In the records below, count every line where the string "Neutrophils" appears, and reply with the count only.
[Start of section]
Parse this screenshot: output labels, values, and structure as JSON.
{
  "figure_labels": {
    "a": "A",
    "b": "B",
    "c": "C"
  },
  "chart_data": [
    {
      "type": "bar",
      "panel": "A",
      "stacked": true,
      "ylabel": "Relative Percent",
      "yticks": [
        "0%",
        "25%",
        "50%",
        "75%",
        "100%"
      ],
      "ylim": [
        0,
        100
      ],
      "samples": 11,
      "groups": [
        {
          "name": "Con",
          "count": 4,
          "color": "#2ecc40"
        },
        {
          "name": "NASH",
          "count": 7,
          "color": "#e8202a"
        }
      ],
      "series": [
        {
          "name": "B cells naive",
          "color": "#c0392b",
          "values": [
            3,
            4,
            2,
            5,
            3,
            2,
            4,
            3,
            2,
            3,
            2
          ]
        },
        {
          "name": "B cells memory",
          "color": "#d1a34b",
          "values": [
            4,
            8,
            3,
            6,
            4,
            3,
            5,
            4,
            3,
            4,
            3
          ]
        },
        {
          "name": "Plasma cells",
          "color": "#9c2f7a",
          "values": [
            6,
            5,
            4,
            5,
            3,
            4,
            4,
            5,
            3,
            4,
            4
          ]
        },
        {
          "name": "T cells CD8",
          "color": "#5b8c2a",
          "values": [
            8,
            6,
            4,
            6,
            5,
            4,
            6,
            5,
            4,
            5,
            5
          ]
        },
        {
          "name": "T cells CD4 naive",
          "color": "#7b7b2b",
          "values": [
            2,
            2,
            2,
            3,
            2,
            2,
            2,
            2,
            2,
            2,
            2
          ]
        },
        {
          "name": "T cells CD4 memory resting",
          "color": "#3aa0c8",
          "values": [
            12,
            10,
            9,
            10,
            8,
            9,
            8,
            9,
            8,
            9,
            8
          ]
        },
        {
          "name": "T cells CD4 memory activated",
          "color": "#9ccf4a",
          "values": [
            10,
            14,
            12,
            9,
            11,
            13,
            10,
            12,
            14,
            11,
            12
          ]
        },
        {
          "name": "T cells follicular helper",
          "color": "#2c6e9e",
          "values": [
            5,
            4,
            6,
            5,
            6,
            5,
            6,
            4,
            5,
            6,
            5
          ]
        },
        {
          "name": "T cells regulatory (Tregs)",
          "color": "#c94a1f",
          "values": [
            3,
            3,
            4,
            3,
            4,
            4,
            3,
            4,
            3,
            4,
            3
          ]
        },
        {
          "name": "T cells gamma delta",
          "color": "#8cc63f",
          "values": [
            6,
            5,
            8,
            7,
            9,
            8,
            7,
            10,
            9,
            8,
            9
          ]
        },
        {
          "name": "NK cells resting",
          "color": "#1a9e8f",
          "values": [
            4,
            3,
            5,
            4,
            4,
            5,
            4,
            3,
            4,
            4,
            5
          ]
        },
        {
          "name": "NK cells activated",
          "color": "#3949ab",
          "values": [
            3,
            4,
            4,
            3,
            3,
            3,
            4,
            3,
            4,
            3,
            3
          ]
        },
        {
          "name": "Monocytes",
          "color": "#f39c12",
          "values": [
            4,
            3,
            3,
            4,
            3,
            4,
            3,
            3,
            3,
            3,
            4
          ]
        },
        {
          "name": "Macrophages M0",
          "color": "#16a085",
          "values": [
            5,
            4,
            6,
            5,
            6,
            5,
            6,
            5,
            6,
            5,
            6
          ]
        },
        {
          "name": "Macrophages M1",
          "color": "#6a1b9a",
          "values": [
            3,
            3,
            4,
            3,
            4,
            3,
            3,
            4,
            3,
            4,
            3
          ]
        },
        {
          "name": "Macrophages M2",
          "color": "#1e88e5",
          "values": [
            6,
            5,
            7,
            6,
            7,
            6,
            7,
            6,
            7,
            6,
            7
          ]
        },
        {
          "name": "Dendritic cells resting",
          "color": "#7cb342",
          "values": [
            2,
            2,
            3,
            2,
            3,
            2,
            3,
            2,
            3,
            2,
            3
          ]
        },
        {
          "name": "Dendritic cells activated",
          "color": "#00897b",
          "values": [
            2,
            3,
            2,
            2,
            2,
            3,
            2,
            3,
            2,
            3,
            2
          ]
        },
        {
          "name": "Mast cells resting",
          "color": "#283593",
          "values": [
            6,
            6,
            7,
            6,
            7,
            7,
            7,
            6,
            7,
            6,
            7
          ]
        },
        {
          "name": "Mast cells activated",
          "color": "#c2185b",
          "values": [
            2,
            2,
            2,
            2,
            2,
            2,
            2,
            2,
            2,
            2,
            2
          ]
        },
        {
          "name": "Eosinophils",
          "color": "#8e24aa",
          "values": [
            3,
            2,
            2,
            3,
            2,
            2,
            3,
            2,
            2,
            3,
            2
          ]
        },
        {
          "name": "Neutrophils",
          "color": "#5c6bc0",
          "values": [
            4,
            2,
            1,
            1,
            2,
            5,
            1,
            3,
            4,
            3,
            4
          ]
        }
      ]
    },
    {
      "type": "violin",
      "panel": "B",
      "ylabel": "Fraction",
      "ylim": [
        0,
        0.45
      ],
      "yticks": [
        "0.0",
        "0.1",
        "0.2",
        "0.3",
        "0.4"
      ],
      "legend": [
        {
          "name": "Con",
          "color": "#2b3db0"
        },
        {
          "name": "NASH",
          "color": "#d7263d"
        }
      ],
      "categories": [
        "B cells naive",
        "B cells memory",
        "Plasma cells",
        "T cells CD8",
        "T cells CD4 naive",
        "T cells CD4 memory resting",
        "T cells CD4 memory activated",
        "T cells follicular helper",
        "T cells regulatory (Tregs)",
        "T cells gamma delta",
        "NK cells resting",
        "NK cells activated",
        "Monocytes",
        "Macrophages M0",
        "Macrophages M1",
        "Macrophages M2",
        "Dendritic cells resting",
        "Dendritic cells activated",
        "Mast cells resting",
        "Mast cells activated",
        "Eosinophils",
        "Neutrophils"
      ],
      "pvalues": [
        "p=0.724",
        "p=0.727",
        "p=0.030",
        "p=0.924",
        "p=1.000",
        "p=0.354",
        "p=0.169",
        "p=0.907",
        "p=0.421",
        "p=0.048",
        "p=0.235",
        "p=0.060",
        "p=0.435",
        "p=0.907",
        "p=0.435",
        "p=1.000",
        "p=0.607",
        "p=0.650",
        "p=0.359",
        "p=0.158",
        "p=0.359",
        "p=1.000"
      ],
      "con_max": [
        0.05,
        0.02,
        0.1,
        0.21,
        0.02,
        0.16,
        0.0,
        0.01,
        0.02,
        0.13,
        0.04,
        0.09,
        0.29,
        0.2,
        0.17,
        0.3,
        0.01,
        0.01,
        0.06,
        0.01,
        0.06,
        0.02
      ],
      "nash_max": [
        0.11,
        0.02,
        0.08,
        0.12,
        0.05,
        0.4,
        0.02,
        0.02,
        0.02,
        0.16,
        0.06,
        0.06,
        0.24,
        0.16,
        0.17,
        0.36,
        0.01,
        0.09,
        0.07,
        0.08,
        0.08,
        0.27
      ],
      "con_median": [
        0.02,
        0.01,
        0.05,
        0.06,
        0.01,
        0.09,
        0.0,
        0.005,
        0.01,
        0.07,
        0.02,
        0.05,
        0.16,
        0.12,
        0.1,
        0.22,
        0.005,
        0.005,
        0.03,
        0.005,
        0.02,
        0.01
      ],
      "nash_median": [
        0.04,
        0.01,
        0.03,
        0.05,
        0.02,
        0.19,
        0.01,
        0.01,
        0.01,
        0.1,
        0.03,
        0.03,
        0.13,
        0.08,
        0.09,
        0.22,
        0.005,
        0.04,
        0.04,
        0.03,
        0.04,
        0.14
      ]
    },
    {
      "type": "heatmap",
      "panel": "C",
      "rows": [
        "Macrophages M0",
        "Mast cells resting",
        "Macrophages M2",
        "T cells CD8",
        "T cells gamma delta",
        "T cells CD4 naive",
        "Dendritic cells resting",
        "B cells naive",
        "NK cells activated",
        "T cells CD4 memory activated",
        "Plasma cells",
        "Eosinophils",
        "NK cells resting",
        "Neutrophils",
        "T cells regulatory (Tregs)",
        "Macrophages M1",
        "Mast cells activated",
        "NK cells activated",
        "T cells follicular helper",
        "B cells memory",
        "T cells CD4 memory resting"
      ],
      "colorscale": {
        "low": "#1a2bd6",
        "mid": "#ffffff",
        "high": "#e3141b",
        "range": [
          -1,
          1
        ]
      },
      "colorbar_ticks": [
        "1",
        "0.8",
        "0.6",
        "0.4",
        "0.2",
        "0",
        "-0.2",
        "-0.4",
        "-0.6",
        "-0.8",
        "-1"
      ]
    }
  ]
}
[End of section]
=== Task solution ===
3